Data shown:
++++++++++++++++++++
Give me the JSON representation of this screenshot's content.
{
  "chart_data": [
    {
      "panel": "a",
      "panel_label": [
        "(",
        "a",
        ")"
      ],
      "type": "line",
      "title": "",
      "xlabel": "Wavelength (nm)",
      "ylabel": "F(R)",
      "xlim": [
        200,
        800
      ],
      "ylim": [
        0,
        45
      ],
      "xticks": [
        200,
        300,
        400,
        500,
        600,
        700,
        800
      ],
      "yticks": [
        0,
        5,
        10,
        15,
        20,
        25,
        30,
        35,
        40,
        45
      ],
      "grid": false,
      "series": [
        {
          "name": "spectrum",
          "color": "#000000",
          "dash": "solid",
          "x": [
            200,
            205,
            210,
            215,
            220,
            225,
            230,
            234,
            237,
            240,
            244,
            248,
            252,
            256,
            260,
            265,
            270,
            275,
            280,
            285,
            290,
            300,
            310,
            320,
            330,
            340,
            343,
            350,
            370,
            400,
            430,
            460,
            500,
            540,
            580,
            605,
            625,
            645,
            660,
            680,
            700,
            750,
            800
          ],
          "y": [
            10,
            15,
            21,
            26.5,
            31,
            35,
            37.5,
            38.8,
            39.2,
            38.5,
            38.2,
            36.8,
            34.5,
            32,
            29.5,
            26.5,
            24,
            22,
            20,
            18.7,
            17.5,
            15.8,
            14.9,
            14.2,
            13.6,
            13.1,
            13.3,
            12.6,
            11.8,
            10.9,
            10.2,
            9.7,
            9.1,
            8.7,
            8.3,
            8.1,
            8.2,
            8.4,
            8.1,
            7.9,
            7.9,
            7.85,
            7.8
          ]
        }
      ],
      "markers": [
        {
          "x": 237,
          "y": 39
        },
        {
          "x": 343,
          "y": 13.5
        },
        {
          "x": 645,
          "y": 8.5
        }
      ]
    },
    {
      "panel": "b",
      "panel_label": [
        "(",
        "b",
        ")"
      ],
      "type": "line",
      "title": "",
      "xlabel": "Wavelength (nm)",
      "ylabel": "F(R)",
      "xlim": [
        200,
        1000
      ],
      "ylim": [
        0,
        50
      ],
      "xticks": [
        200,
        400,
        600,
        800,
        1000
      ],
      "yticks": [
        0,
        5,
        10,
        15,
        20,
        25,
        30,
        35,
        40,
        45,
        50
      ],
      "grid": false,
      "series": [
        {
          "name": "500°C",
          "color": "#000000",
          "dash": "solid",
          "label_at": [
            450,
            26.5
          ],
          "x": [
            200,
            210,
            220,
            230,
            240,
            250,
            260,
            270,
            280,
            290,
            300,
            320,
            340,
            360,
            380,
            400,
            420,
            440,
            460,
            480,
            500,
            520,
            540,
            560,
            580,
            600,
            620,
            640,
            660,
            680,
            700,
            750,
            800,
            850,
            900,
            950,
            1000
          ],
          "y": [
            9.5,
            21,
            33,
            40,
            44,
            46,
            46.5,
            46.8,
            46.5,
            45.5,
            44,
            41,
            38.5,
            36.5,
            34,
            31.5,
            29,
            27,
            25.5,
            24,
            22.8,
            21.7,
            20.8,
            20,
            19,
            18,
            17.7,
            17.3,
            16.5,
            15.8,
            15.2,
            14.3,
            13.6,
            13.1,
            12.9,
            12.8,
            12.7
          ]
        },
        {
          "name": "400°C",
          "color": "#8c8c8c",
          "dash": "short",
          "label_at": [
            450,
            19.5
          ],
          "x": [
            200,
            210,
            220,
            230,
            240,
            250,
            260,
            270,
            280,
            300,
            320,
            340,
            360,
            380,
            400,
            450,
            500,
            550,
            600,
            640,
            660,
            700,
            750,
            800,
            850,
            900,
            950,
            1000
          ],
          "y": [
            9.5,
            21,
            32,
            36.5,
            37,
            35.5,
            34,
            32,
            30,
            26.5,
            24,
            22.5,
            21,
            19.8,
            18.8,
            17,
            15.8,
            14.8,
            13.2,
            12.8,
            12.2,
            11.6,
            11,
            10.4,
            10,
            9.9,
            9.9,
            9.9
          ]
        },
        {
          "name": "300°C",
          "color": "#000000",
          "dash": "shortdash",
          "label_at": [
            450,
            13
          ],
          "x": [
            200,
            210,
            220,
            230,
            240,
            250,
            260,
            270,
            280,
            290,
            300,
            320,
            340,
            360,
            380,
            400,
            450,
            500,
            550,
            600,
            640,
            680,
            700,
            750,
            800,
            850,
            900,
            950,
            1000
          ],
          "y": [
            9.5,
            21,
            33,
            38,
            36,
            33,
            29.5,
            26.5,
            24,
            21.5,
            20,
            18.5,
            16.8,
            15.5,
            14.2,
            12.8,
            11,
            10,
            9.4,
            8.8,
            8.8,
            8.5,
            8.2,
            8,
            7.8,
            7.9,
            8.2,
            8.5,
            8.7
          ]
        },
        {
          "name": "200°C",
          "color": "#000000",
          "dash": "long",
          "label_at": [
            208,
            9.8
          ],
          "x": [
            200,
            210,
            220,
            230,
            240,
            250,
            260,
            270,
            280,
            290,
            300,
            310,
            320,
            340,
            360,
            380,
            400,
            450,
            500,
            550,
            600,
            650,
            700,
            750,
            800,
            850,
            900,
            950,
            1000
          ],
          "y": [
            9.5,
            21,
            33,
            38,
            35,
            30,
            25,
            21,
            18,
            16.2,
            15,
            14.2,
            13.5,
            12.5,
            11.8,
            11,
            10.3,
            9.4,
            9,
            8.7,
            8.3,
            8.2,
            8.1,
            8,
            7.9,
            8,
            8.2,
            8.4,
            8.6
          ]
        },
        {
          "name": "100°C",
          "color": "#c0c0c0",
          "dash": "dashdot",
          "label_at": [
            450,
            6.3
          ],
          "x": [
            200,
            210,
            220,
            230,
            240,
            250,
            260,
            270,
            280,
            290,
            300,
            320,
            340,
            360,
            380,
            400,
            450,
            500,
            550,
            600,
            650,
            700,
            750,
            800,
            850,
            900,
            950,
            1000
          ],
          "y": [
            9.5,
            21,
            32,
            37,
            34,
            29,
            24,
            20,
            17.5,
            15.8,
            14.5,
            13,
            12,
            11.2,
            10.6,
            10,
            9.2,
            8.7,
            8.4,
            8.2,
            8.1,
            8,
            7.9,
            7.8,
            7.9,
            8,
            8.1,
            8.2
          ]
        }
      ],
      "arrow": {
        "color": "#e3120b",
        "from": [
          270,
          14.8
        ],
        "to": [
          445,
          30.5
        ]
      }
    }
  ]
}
++++++++++++++++++++
Problem to work on: Return the full listing, character for character.

Written reply:
Give me the JSON representation of this screenshot's content.
{
  "chart_data": [
    {
      "panel": "a",
      "panel_label": [
        "(",
        "a",
        ")"
      ],
      "type": "line",
      "title": "",
      "xlabel": "Wavelength (nm)",
      "ylabel": "F(R)",
      "xlim": [
        200,
        800
      ],
      "ylim": [
        0,
        45
      ],
      "xticks": [
        200,
        300,
        400,
        500,
        600,
        700,
        800
      ],
      "yticks": [
        0,
        5,
        10,
        15,
        20,
        25,
        30,
        35,
        40,
        45
      ],
      "grid": false,
      "series": [
        {
          "name": "spectrum",
          "color": "#000000",
          "dash": "solid",
          "x": [
            200,
            205,
            210,
            215,
            220,
            225,
            230,
            234,
            237,
            240,
            244,
            248,
            252,
            256,
            260,
            265,
            270,
            275,
            280,
            285,
            290,
            300,
            310,
            320,
            330,
            340,
            343,
            350,
            370,
            400,
            430,
            460,
            500,
            540,
            580,
            605,
            625,
            645,
            660,
            680,
            700,
            750,
            800
          ],
          "y": [
            10,
            15,
            21,
            26.5,
            31,
            35,
            37.5,
            38.8,
            39.2,
            38.5,
            38.2,
            36.8,
            34.5,
            32,
            29.5,
            26.5,
            24,
            22,
            20,
            18.7,
            17.5,
            15.8,
            14.9,
            14.2,
            13.6,
            13.1,
            13.3,
            12.6,
            11.8,
            10.9,
            10.2,
            9.7,
            9.1,
            8.7,
            8.3,
            8.1,
            8.2,
            8.4,
            8.1,
            7.9,
            7.9,
            7.85,
            7.8
          ]
        }
      ],
      "markers": [
        {
          "x": 237,
          "y": 39
        },
        {
          "x": 343,
          "y": 13.5
        },
        {
          "x": 645,
          "y": 8.5
        }
      ]
    },
    {
      "panel": "b",
      "panel_label": [
        "(",
        "b",
        ")"
      ],
      "type": "line",
      "title": "",
      "xlabel": "Wavelength (nm)",
      "ylabel": "F(R)",
      "xlim": [
        200,
        1000
      ],
      "ylim": [
        0,
        50
      ],
      "xticks": [
        200,
        400,
        600,
        800,
        1000
      ],
      "yticks": [
        0,
        5,
        10,
        15,
        20,
        25,
        30,
        35,
        40,
        45,
        50
      ],
      "grid": false,
      "series": [
        {
          "name": "500°C",
          "color": "#000000",
          "dash": "solid",
          "label_at": [
            450,
            26.5
          ],
          "x": [
            200,
            210,
            220,
            230,
            240,
            250,
            260,
            270,
            280,
            290,
            300,
            320,
            340,
            360,
            380,
            400,
            420,
            440,
            460,
            480,
            500,
            520,
            540,
            560,
            580,
            600,
            620,
            640,
            660,
            680,
            700,
            750,
            800,
            850,
            900,
            950,
            1000
          ],
          "y": [
            9.5,
            21,
            33,
            40,
            44,
            46,
            46.5,
            46.8,
            46.5,
            45.5,
            44,
            41,
            38.5,
            36.5,
            34,
            31.5,
            29,
            27,
            25.5,
            24,
            22.8,
            21.7,
            20.8,
            20,
            19,
            18,
            17.7,
            17.3,
            16.5,
            15.8,
            15.2,
            14.3,
            13.6,
            13.1,
            12.9,
            12.8,
            12.7
          ]
        },
        {
          "name": "400°C",
          "color": "#8c8c8c",
          "dash": "short",
          "label_at": [
            450,
            19.5
          ],
          "x": [
            200,
            210,
            220,
            230,
            240,
            250,
            260,
            270,
            280,
            300,
            320,
            340,
            360,
            380,
            400,
            450,
            500,
            550,
            600,
            640,
            660,
            700,
            750,
            800,
            850,
            900,
            950,
            1000
          ],
          "y": [
            9.5,
            21,
            32,
            36.5,
            37,
            35.5,
            34,
            32,
            30,
            26.5,
            24,
            22.5,
            21,
            19.8,
            18.8,
            17,
            15.8,
            14.8,
            13.2,
            12.8,
            12.2,
            11.6,
            11,
            10.4,
            10,
            9.9,
            9.9,
            9.9
          ]
        },
        {
          "name": "300°C",
          "color": "#000000",
          "dash": "shortdash",
          "label_at": [
            450,
            13
          ],
          "x": [
            200,
            210,
            220,
            230,
            240,
            250,
            260,
            270,
            280,
            290,
            300,
            320,
            340,
            360,
            380,
            400,
            450,
            500,
            550,
            600,
            640,
            680,
            700,
            750,
            800,
            850,
            900,
            950,
            1000
          ],
          "y": [
            9.5,
            21,
            33,
            38,
            36,
            33,
            29.5,
            26.5,
            24,
            21.5,
            20,
            18.5,
            16.8,
            15.5,
            14.2,
            12.8,
            11,
            10,
            9.4,
            8.8,
            8.8,
            8.5,
            8.2,
            8,
            7.8,
            7.9,
            8.2,
            8.5,
            8.7
          ]
        },
        {
          "name": "200°C",
          "color": "#000000",
          "dash": "long",
          "label_at": [
            208,
            9.8
          ],
          "x": [
            200,
            210,
            220,
            230,
            240,
            250,
            260,
            270,
            280,
            290,
            300,
            310,
            320,
            340,
            360,
            380,
            400,
            450,
            500,
            550,
            600,
            650,
            700,
            750,
            800,
            850,
            900,
            950,
            1000
          ],
          "y": [
            9.5,
            21,
            33,
            38,
            35,
            30,
            25,
            21,
            18,
            16.2,
            15,
            14.2,
            13.5,
            12.5,
            11.8,
            11,
            10.3,
            9.4,
            9,
            8.7,
            8.3,
            8.2,
            8.1,
            8,
            7.9,
            8,
            8.2,
            8.4,
            8.6
          ]
        },
        {
          "name": "100°C",
          "color": "#c0c0c0",
          "dash": "dashdot",
          "label_at": [
            450,
            6.3
          ],
          "x": [
            200,
            210,
            220,
            230,
            240,
            250,
            260,
            270,
            280,
            290,
            300,
            320,
            340,
            360,
            380,
            400,
            450,
            500,
            550,
            600,
            650,
            700,
            750,
            800,
            850,
            900,
            950,
            1000
          ],
          "y": [
            9.5,
            21,
            32,
            37,
            34,
            29,
            24,
            20,
            17.5,
            15.8,
            14.5,
            13,
            12,
            11.2,
            10.6,
            10,
            9.2,
            8.7,
            8.4,
            8.2,
            8.1,
            8,
            7.9,
            7.8,
            7.9,
            8,
            8.1,
            8.2
          ]
        }
      ],
      "arrow": {
        "color": "#e3120b",
        "from": [
          270,
          14.8
        ],
        "to": [
          445,
          30.5
        ]
      }
    }
  ]
}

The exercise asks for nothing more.